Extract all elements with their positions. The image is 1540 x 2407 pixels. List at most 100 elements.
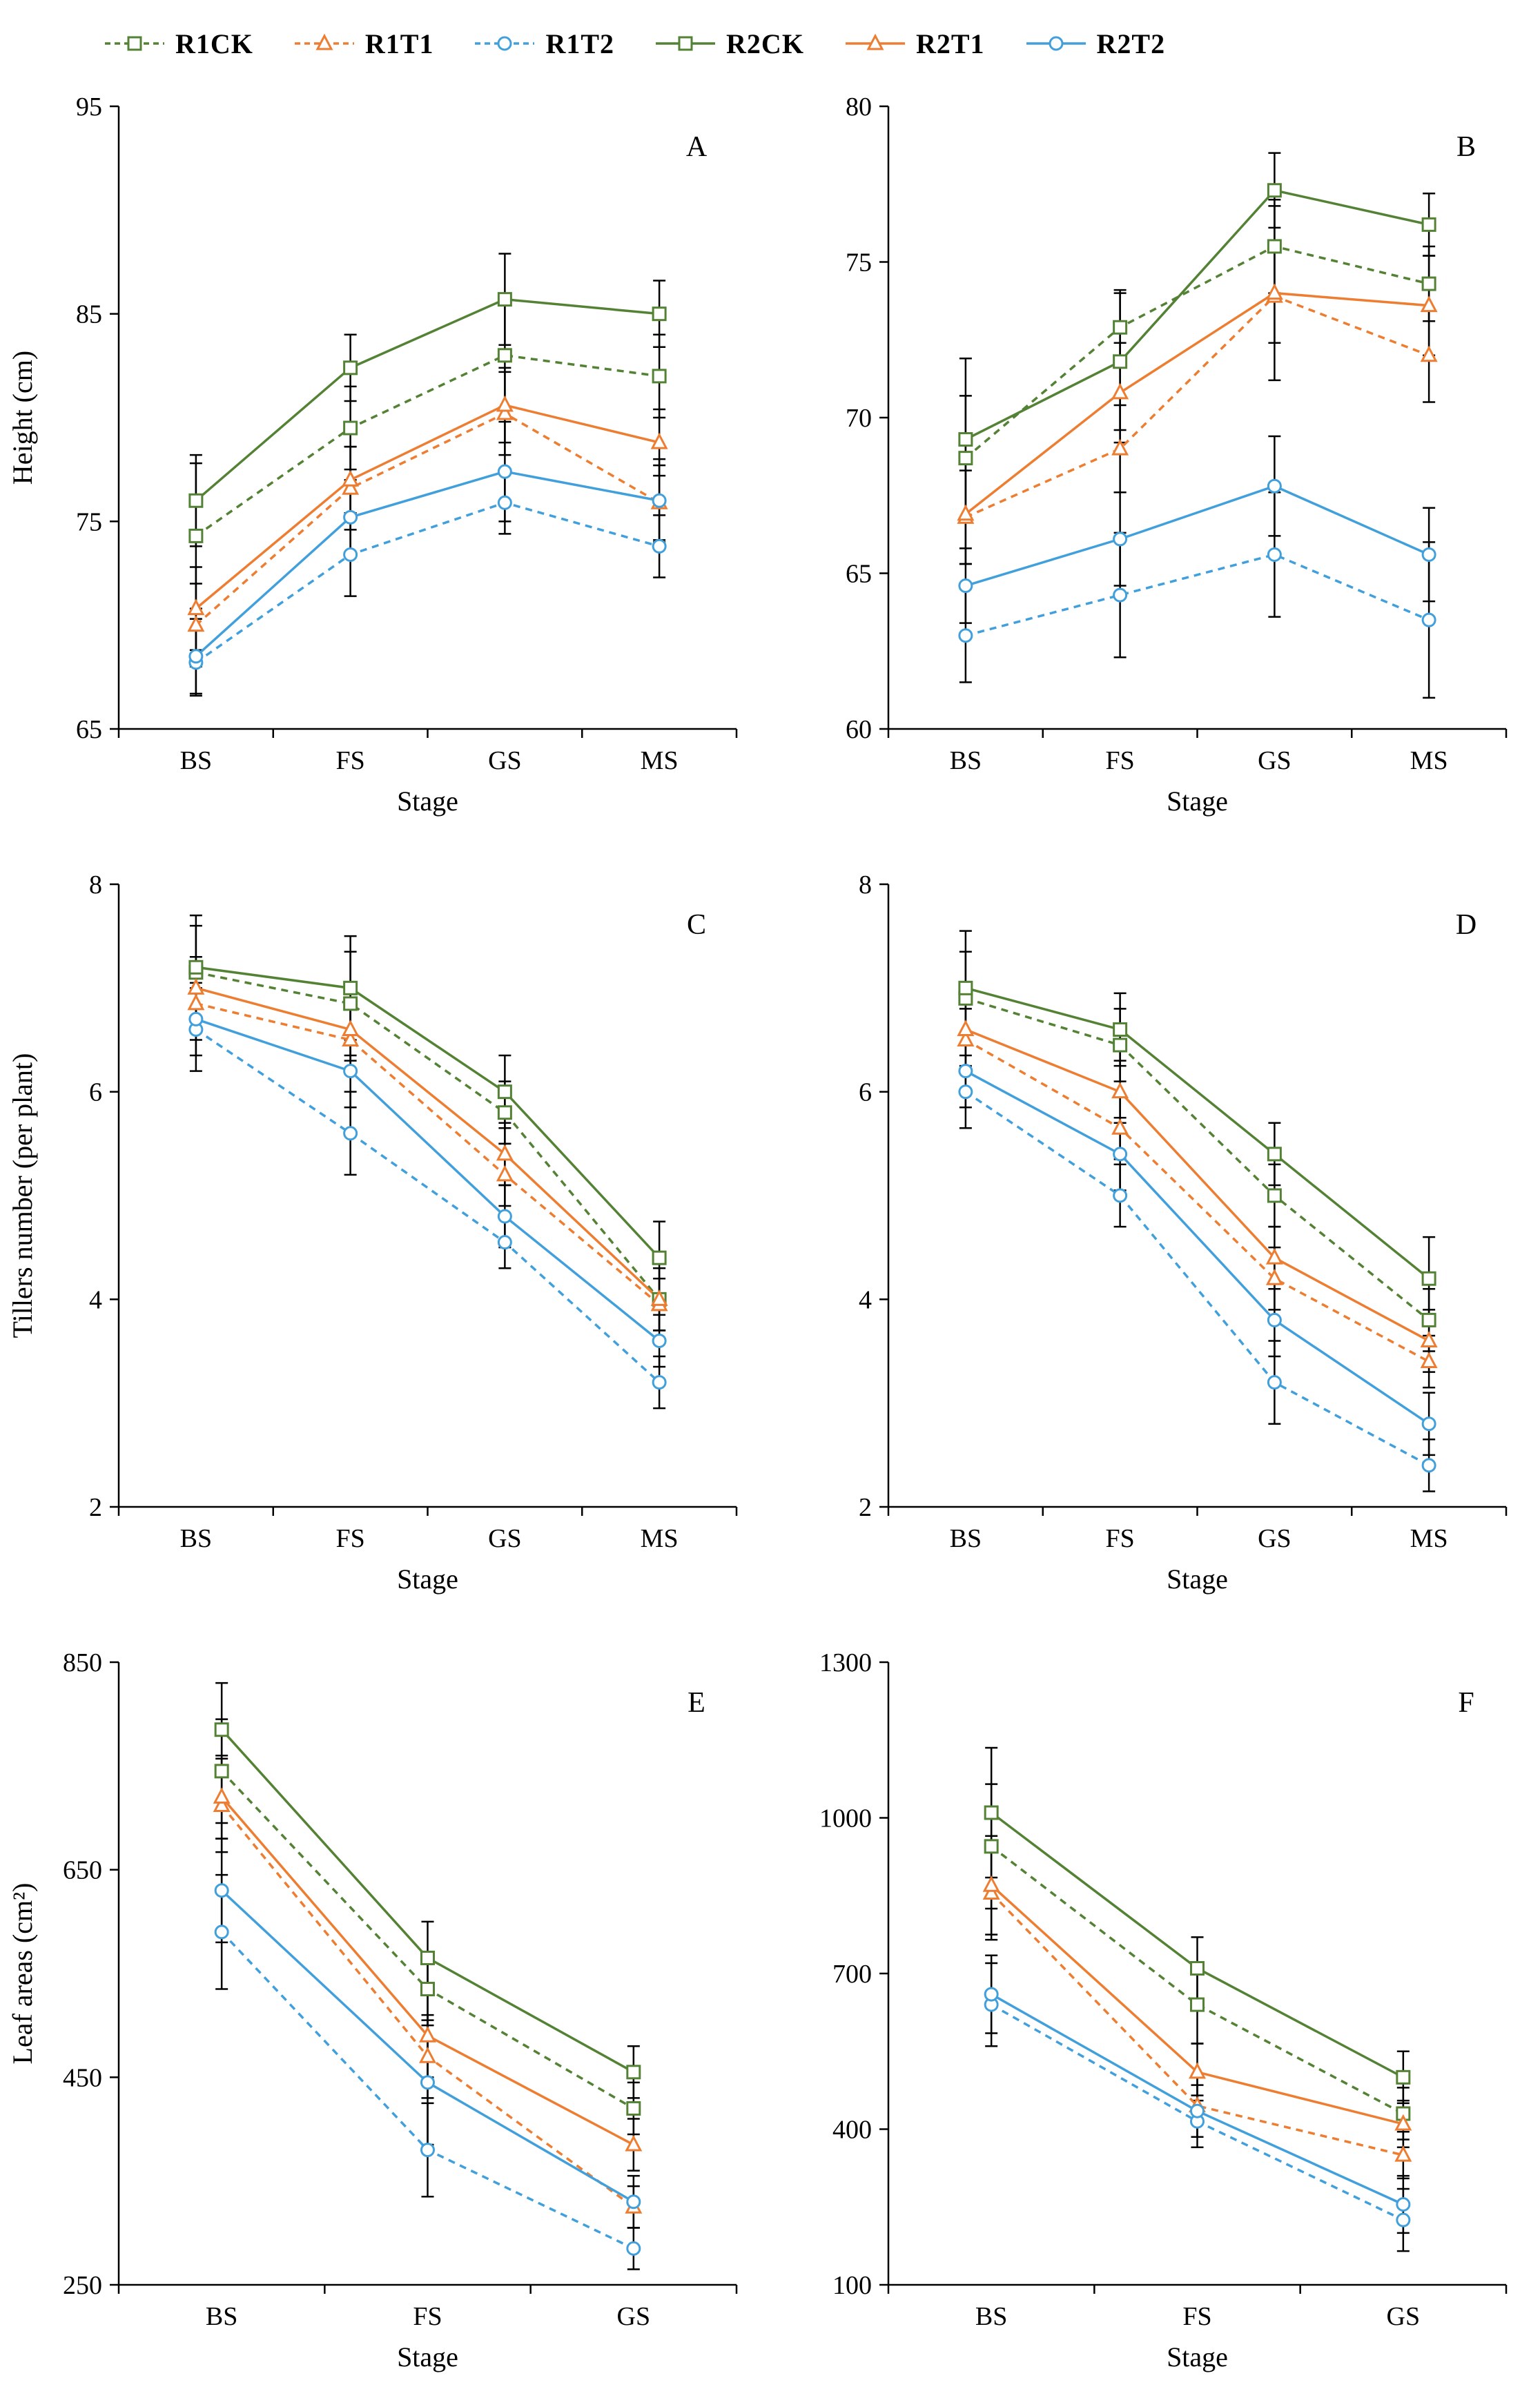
marker-r2t1 [419, 2025, 436, 2043]
marker-r1t2 [958, 1084, 973, 1100]
marker-r2t2 [1267, 478, 1282, 494]
marker-r1t2 [652, 538, 667, 554]
y-tick-label: 650 [63, 1856, 102, 1885]
marker-r1t2 [1421, 1458, 1436, 1473]
x-tick-label: GS [1387, 2302, 1421, 2331]
y-axis-label: Tillers number (per plant) [7, 1053, 38, 1338]
series-line-r1t2 [195, 1029, 661, 1383]
marker-r2ck [1421, 1271, 1436, 1286]
series-line-r1ck [195, 353, 660, 537]
marker-r2t1 [1265, 1247, 1283, 1265]
x-tick-label: GS [488, 1524, 522, 1553]
series-line-r2t1 [964, 291, 1430, 516]
marker-r2t1 [187, 598, 205, 616]
y-tick-label: 60 [846, 715, 872, 744]
marker-r1ck [626, 2101, 641, 2116]
marker-r2t1 [1394, 2114, 1412, 2131]
legend-swatch-r1t1-icon [294, 33, 354, 50]
marker-r2t1 [496, 1144, 514, 1161]
marker-r2t1 [650, 432, 668, 449]
marker-r2t2 [984, 1987, 999, 2002]
marker-r1ck [1267, 1188, 1282, 1203]
series-line-r1t2 [964, 1091, 1430, 1467]
marker-r1ck [497, 1105, 512, 1120]
series-line-r1t1 [195, 412, 661, 626]
x-tick-label: BS [180, 1524, 212, 1553]
series-line-r1ck [964, 245, 1430, 459]
marker-r2t2 [343, 509, 358, 525]
panel-letter: F [1458, 1687, 1474, 1719]
marker-r2t2 [1113, 532, 1128, 547]
marker-r1t1 [342, 478, 360, 495]
marker-r2ck [1113, 354, 1128, 369]
x-tick-label: MS [1410, 1524, 1448, 1553]
marker-r1t2 [1113, 587, 1128, 603]
marker-r1t2 [420, 2143, 435, 2158]
marker-r1t2 [958, 628, 973, 643]
marker-r1ck [214, 1764, 229, 1779]
chart-legend: R1CK R1T1 R1T2 R2CK R2T1 R2T2 [0, 0, 1540, 72]
marker-r2ck [1113, 1022, 1128, 1037]
y-tick-label: 75 [846, 249, 872, 277]
marker-r1t1 [213, 1795, 231, 1812]
triangle-marker-icon [866, 33, 884, 50]
marker-r2t2 [188, 1011, 204, 1026]
x-axis-label: Stage [397, 1563, 458, 1595]
x-tick-label: GS [1258, 1524, 1292, 1553]
marker-r2t2 [497, 464, 512, 479]
error-bars-r2ck [959, 930, 1436, 1321]
error-bars-r1t2 [959, 491, 1436, 699]
marker-r1ck [652, 369, 667, 384]
marker-r1ck [420, 1982, 435, 1997]
y-tick-label: 80 [846, 92, 872, 121]
chart-panel-f: 100 400 700 1000 1300 BS FS GS Stage F [819, 1648, 1508, 2372]
marker-r1ck [1113, 320, 1128, 335]
y-tick-label: 4 [859, 1285, 872, 1314]
marker-r1t2 [497, 1235, 512, 1250]
marker-r2t2 [188, 649, 204, 664]
y-tick-label: 700 [832, 1960, 872, 1989]
square-marker-icon [127, 36, 142, 51]
marker-r2t2 [958, 578, 973, 594]
error-bars-r2ck [959, 152, 1436, 522]
series-line-r1t1 [965, 295, 1430, 518]
legend-item-r2t2: R2T2 [1025, 28, 1166, 60]
error-bars-r2t1 [959, 205, 1436, 565]
y-tick-label: 75 [76, 507, 102, 536]
error-bars-r1t1 [189, 966, 666, 1332]
x-tick-label: GS [488, 746, 522, 775]
marker-r2ck [188, 959, 204, 975]
marker-r2t1 [1265, 283, 1283, 300]
panel-letter: E [688, 1687, 705, 1719]
marker-r2t1 [213, 1787, 231, 1804]
marker-r1t1 [957, 1030, 975, 1046]
y-tick-label: 400 [832, 2116, 872, 2145]
error-bars-r1t2 [189, 987, 666, 1410]
chart-panel-e: 250 450 650 850 BS FS GS Stage Leaf areas (cm²) E [7, 1648, 738, 2372]
marker-r2ck [652, 306, 667, 322]
circle-marker-icon [497, 36, 512, 51]
marker-r2t1 [625, 2134, 643, 2152]
marker-r2ck [1267, 183, 1282, 198]
y-tick-label: 1000 [819, 1804, 872, 1833]
series-line-r1ck [965, 997, 1430, 1321]
y-tick-label: 8 [89, 870, 102, 899]
panel-letter: A [686, 131, 708, 163]
legend-label-r1t1: R1T1 [364, 28, 434, 59]
marker-r2t2 [1421, 1416, 1436, 1432]
marker-r2t1 [342, 469, 360, 487]
marker-r1t2 [1396, 2212, 1411, 2228]
marker-r1t2 [497, 495, 512, 510]
series-line-r2t1 [195, 404, 660, 610]
marker-r2ck [343, 360, 358, 376]
legend-label-r2ck: R2CK [726, 28, 804, 59]
marker-r1ck [188, 528, 204, 543]
error-bars-r1t2 [959, 1054, 1436, 1492]
marker-r1t1 [982, 1883, 1000, 1900]
series-line-r2t2 [965, 485, 1430, 587]
marker-r2t2 [1190, 2103, 1205, 2118]
y-tick-label: 2 [89, 1493, 102, 1522]
marker-r1t1 [1111, 1118, 1129, 1135]
legend-swatch-r2t2-icon [1026, 36, 1086, 51]
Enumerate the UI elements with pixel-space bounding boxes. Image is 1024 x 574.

━━━━━━━━━━

● Required work:
Put each line of the entries above into a Markdown table with two columns, Row and Entry Line, numbering the rows in order and omitting any blank lines. Leave the pictures out of the answer.

● The response:
| Row | Entry Line |
|---|---|
| 1 | Extract all elements with their positions. The image is 1540 x 2407 pixels. List at most 100 elements. |
| 2 | marker-r2t1 [419, 2025, 436, 2043] |
| 3 | marker-r1t2 [958, 1084, 973, 1100] |
| 4 | marker-r2t2 [1267, 478, 1282, 494] |
| 5 | marker-r1t2 [652, 538, 667, 554] |
| 6 | y-tick-label: 650 [63, 1856, 102, 1885] |
| 7 | marker-r1t2 [1421, 1458, 1436, 1473] |
| 8 | x-tick-label: GS [1387, 2302, 1421, 2331] |
| 9 | y-axis-label: Tillers number (per plant) [7, 1053, 38, 1338] |
| 10 | series-line-r1t2 [195, 1029, 661, 1383] |
| 11 | marker-r2ck [1421, 1271, 1436, 1286] |
| 12 | series-line-r1ck [195, 353, 660, 537] |
| 13 | marker-r2t1 [1265, 1247, 1283, 1265] |
| 14 | x-tick-label: GS [488, 1524, 522, 1553] |
| 15 | series-line-r2t1 [964, 291, 1430, 516] |
| 16 | marker-r2t1 [187, 598, 205, 616] |
| 17 | y-tick-label: 60 [846, 715, 872, 744] |
| 18 | marker-r1ck [626, 2101, 641, 2116] |
| 19 | marker-r2t1 [1394, 2114, 1412, 2131] |
| 20 | legend-swatch-r1t1-icon [294, 33, 354, 50] |
| 21 | marker-r2t1 [496, 1144, 514, 1161] |
| 22 | marker-r2t1 [650, 432, 668, 449] |
| 23 | marker-r2t2 [984, 1987, 999, 2002] |
| 24 | marker-r1ck [1267, 1188, 1282, 1203] |
| 25 | series-line-r1t2 [964, 1091, 1430, 1467] |
| 26 | marker-r1ck [497, 1105, 512, 1120] |
| 27 | series-line-r1t1 [195, 412, 661, 626] |
| 28 | x-tick-label: BS [180, 1524, 212, 1553] |
| 29 | series-line-r1ck [964, 245, 1430, 459] |
| 30 | marker-r2t2 [343, 509, 358, 525] |
| 31 | panel-letter: F [1458, 1687, 1474, 1719] |
| 32 | marker-r2t2 [1113, 532, 1128, 547] |
| 33 | marker-r1t1 [342, 478, 360, 495] |
| 34 | marker-r2ck [1113, 354, 1128, 369] |
| 35 | x-tick-label: MS [1410, 1524, 1448, 1553] |
| 36 | marker-r1t2 [1113, 587, 1128, 603] |
| 37 | marker-r1t2 [420, 2143, 435, 2158] |
| 38 | marker-r1t2 [958, 628, 973, 643] |
| 39 | marker-r1ck [214, 1764, 229, 1779] |
| 40 | chart-legend: R1CK R1T1 R1T2 R2CK R2T1 R2T2 [0, 0, 1540, 72] |
| 41 | marker-r2ck [1113, 1022, 1128, 1037] |
| 42 | y-tick-label: 75 [846, 249, 872, 277] |
| 43 | marker-r1t1 [213, 1795, 231, 1812] |
| 44 | triangle-marker-icon [866, 33, 884, 50] |
| 45 | marker-r2t2 [188, 1011, 204, 1026] |
| 46 | x-axis-label: Stage [397, 1563, 458, 1595] |
| 47 | x-tick-label: GS [1258, 1524, 1292, 1553] |
| 48 | marker-r2t2 [497, 464, 512, 479] |
| 49 | error-bars-r2ck [959, 930, 1436, 1321] |
| 50 | error-bars-r1t2 [959, 491, 1436, 699] |
| 51 | marker-r1ck [652, 369, 667, 384] |
| 52 | marker-r1ck [420, 1982, 435, 1997] |
| 53 | y-tick-label: 80 [846, 92, 872, 121] |
| 54 | chart-panel-f: 100 400 700 1000 1300 BS FS GS Stage F [819, 1648, 1508, 2372] |
| 55 | marker-r1ck [1113, 320, 1128, 335] |
| 56 | y-tick-label: 4 [859, 1285, 872, 1314] |
| 57 | marker-r1t2 [497, 1235, 512, 1250] |
| 58 | marker-r2t2 [188, 649, 204, 664] |
| 59 | y-tick-label: 700 [832, 1960, 872, 1989] |
| 60 | square-marker-icon [127, 36, 142, 51] |
| 61 | marker-r2t2 [958, 578, 973, 594] |
| 62 | error-bars-r2ck [959, 152, 1436, 522] |
| 63 | series-line-r1t1 [965, 295, 1430, 518] |
| 64 | legend-item-r2t2: R2T2 [1025, 28, 1166, 60] |
| 65 | error-bars-r2t1 [959, 205, 1436, 565] |
| 66 | y-tick-label: 75 [76, 507, 102, 536] |
| 67 | error-bars-r1t1 [189, 966, 666, 1332] |
| 68 | x-tick-label: GS [488, 746, 522, 775] |
| 69 | marker-r2ck [188, 959, 204, 975] |
| 70 | marker-r2t1 [1265, 283, 1283, 300] |
| 71 | panel-letter: E [688, 1687, 705, 1719] |
| 72 | marker-r2t1 [213, 1787, 231, 1804] |
| 73 | marker-r1t1 [957, 1030, 975, 1046] |
| 74 | y-tick-label: 400 [832, 2116, 872, 2145] |
| 75 | error-bars-r1t2 [189, 987, 666, 1410] |
| 76 | chart-panel-e: 250 450 650 850 BS FS GS Stage Leaf areas (cm²) E [7, 1648, 738, 2372] |
| 77 | marker-r2ck [652, 306, 667, 322] |
| 78 | circle-marker-icon [497, 36, 512, 51] |
| 79 | marker-r2t1 [625, 2134, 643, 2152] |
| 80 | marker-r2ck [1267, 183, 1282, 198] |
| 81 | y-tick-label: 1000 [819, 1804, 872, 1833] |
| 82 | series-line-r1ck [965, 997, 1430, 1321] |
| 83 | y-tick-label: 8 [89, 870, 102, 899] |
| 84 | panel-letter: A [686, 131, 708, 163] |
| 85 | legend-label-r1t1: R1T1 [364, 28, 434, 59] |
| 86 | marker-r2t2 [1421, 1416, 1436, 1432] |
| 87 | marker-r2t1 [342, 469, 360, 487] |
| 88 | marker-r1t2 [1396, 2212, 1411, 2228] |
| 89 | marker-r1t2 [497, 495, 512, 510] |
| 90 | series-line-r2t1 [195, 404, 660, 610] |
| 91 | marker-r2ck [343, 360, 358, 376] |
| 92 | legend-label-r2ck: R2CK [726, 28, 804, 59] |
| 93 | marker-r1ck [188, 528, 204, 543] |
| 94 | error-bars-r1t2 [959, 1054, 1436, 1492] |
| 95 | marker-r1t1 [982, 1883, 1000, 1900] |
| 96 | series-line-r2t2 [965, 485, 1430, 587] |
| 97 | marker-r2t2 [1190, 2103, 1205, 2118] |
| 98 | y-tick-label: 2 [89, 1493, 102, 1522] |
| 99 | marker-r1t1 [1111, 1118, 1129, 1135] |
| 100 | legend-swatch-r2t2-icon [1026, 36, 1086, 51] |
| 101 | Enumerate the UI elements with pixel-space bounding boxes. Image is 1024 x 574. |